**Written exercise**
Print all of the lines exactly. Any picture among them stays out.
— start Supplied records —
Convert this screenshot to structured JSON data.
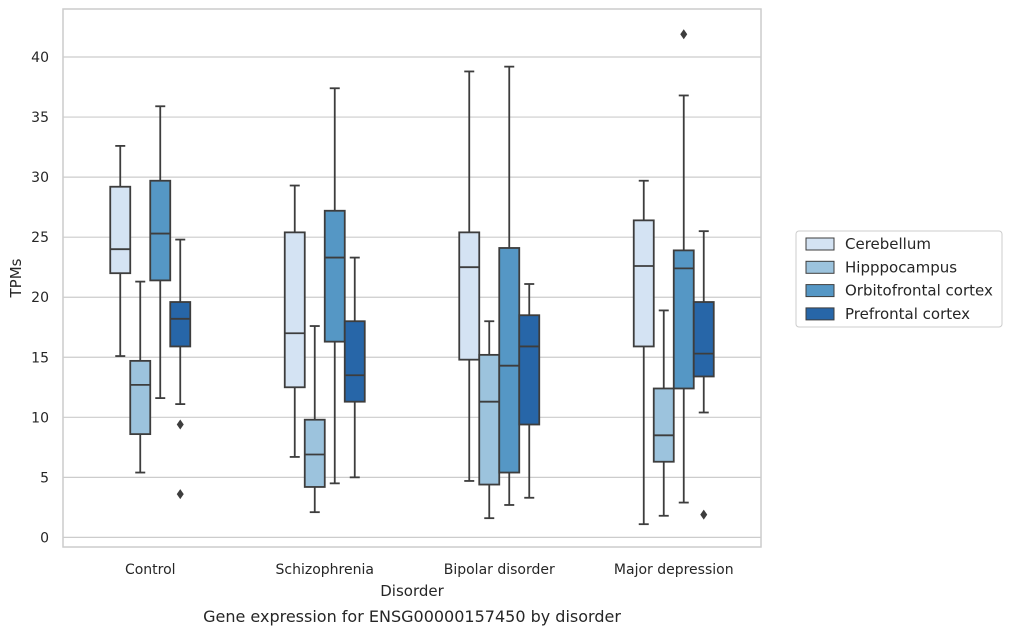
{
  "caption": "Gene expression for ENSG00000157450 by disorder",
  "chart_data": {
    "type": "box",
    "title": "",
    "xlabel": "Disorder",
    "ylabel": "TPMs",
    "ylim": [
      -0.8,
      44
    ],
    "yticks": [
      0,
      5,
      10,
      15,
      20,
      25,
      30,
      35,
      40
    ],
    "grid": "horizontal",
    "legend_position": "right",
    "categories": [
      "Control",
      "Schizophrenia",
      "Bipolar disorder",
      "Major depression"
    ],
    "series": [
      {
        "name": "Cerebellum",
        "color": "#d4e3f3",
        "boxes": [
          {
            "whislo": 15.1,
            "q1": 22.0,
            "med": 24.0,
            "q3": 29.2,
            "whishi": 32.6,
            "fliers": []
          },
          {
            "whislo": 6.7,
            "q1": 12.5,
            "med": 17.0,
            "q3": 25.4,
            "whishi": 29.3,
            "fliers": []
          },
          {
            "whislo": 4.7,
            "q1": 14.8,
            "med": 22.5,
            "q3": 25.4,
            "whishi": 38.8,
            "fliers": []
          },
          {
            "whislo": 1.1,
            "q1": 15.9,
            "med": 22.6,
            "q3": 26.4,
            "whishi": 29.7,
            "fliers": []
          }
        ]
      },
      {
        "name": "Hipppocampus",
        "color": "#9cc3dd",
        "boxes": [
          {
            "whislo": 5.4,
            "q1": 8.6,
            "med": 12.7,
            "q3": 14.7,
            "whishi": 21.3,
            "fliers": []
          },
          {
            "whislo": 2.1,
            "q1": 4.2,
            "med": 6.9,
            "q3": 9.8,
            "whishi": 17.6,
            "fliers": []
          },
          {
            "whislo": 1.6,
            "q1": 4.4,
            "med": 11.3,
            "q3": 15.2,
            "whishi": 18.0,
            "fliers": []
          },
          {
            "whislo": 1.8,
            "q1": 6.3,
            "med": 8.5,
            "q3": 12.4,
            "whishi": 18.9,
            "fliers": []
          }
        ]
      },
      {
        "name": "Orbitofrontal cortex",
        "color": "#5597c5",
        "boxes": [
          {
            "whislo": 11.6,
            "q1": 21.4,
            "med": 25.3,
            "q3": 29.7,
            "whishi": 35.9,
            "fliers": []
          },
          {
            "whislo": 4.5,
            "q1": 16.3,
            "med": 23.3,
            "q3": 27.2,
            "whishi": 37.4,
            "fliers": []
          },
          {
            "whislo": 2.7,
            "q1": 5.4,
            "med": 14.3,
            "q3": 24.1,
            "whishi": 39.2,
            "fliers": []
          },
          {
            "whislo": 2.9,
            "q1": 12.4,
            "med": 22.4,
            "q3": 23.9,
            "whishi": 36.8,
            "fliers": [
              41.9
            ]
          }
        ]
      },
      {
        "name": "Prefrontal cortex",
        "color": "#2766a8",
        "boxes": [
          {
            "whislo": 11.1,
            "q1": 15.9,
            "med": 18.2,
            "q3": 19.6,
            "whishi": 24.8,
            "fliers": [
              9.4,
              3.6
            ]
          },
          {
            "whislo": 5.0,
            "q1": 11.3,
            "med": 13.5,
            "q3": 18.0,
            "whishi": 23.3,
            "fliers": []
          },
          {
            "whislo": 3.3,
            "q1": 9.4,
            "med": 15.9,
            "q3": 18.5,
            "whishi": 21.1,
            "fliers": []
          },
          {
            "whislo": 10.4,
            "q1": 13.4,
            "med": 15.3,
            "q3": 19.6,
            "whishi": 25.5,
            "fliers": [
              1.9
            ]
          }
        ]
      }
    ]
  }
}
— end Supplied records —
**The result**
Convert this screenshot to structured JSON data.
{
  "caption": "Gene expression for ENSG00000157450 by disorder",
  "chart_data": {
    "type": "box",
    "title": "",
    "xlabel": "Disorder",
    "ylabel": "TPMs",
    "ylim": [
      -0.8,
      44
    ],
    "yticks": [
      0,
      5,
      10,
      15,
      20,
      25,
      30,
      35,
      40
    ],
    "grid": "horizontal",
    "legend_position": "right",
    "categories": [
      "Control",
      "Schizophrenia",
      "Bipolar disorder",
      "Major depression"
    ],
    "series": [
      {
        "name": "Cerebellum",
        "color": "#d4e3f3",
        "boxes": [
          {
            "whislo": 15.1,
            "q1": 22.0,
            "med": 24.0,
            "q3": 29.2,
            "whishi": 32.6,
            "fliers": []
          },
          {
            "whislo": 6.7,
            "q1": 12.5,
            "med": 17.0,
            "q3": 25.4,
            "whishi": 29.3,
            "fliers": []
          },
          {
            "whislo": 4.7,
            "q1": 14.8,
            "med": 22.5,
            "q3": 25.4,
            "whishi": 38.8,
            "fliers": []
          },
          {
            "whislo": 1.1,
            "q1": 15.9,
            "med": 22.6,
            "q3": 26.4,
            "whishi": 29.7,
            "fliers": []
          }
        ]
      },
      {
        "name": "Hipppocampus",
        "color": "#9cc3dd",
        "boxes": [
          {
            "whislo": 5.4,
            "q1": 8.6,
            "med": 12.7,
            "q3": 14.7,
            "whishi": 21.3,
            "fliers": []
          },
          {
            "whislo": 2.1,
            "q1": 4.2,
            "med": 6.9,
            "q3": 9.8,
            "whishi": 17.6,
            "fliers": []
          },
          {
            "whislo": 1.6,
            "q1": 4.4,
            "med": 11.3,
            "q3": 15.2,
            "whishi": 18.0,
            "fliers": []
          },
          {
            "whislo": 1.8,
            "q1": 6.3,
            "med": 8.5,
            "q3": 12.4,
            "whishi": 18.9,
            "fliers": []
          }
        ]
      },
      {
        "name": "Orbitofrontal cortex",
        "color": "#5597c5",
        "boxes": [
          {
            "whislo": 11.6,
            "q1": 21.4,
            "med": 25.3,
            "q3": 29.7,
            "whishi": 35.9,
            "fliers": []
          },
          {
            "whislo": 4.5,
            "q1": 16.3,
            "med": 23.3,
            "q3": 27.2,
            "whishi": 37.4,
            "fliers": []
          },
          {
            "whislo": 2.7,
            "q1": 5.4,
            "med": 14.3,
            "q3": 24.1,
            "whishi": 39.2,
            "fliers": []
          },
          {
            "whislo": 2.9,
            "q1": 12.4,
            "med": 22.4,
            "q3": 23.9,
            "whishi": 36.8,
            "fliers": [
              41.9
            ]
          }
        ]
      },
      {
        "name": "Prefrontal cortex",
        "color": "#2766a8",
        "boxes": [
          {
            "whislo": 11.1,
            "q1": 15.9,
            "med": 18.2,
            "q3": 19.6,
            "whishi": 24.8,
            "fliers": [
              9.4,
              3.6
            ]
          },
          {
            "whislo": 5.0,
            "q1": 11.3,
            "med": 13.5,
            "q3": 18.0,
            "whishi": 23.3,
            "fliers": []
          },
          {
            "whislo": 3.3,
            "q1": 9.4,
            "med": 15.9,
            "q3": 18.5,
            "whishi": 21.1,
            "fliers": []
          },
          {
            "whislo": 10.4,
            "q1": 13.4,
            "med": 15.3,
            "q3": 19.6,
            "whishi": 25.5,
            "fliers": [
              1.9
            ]
          }
        ]
      }
    ]
  }
}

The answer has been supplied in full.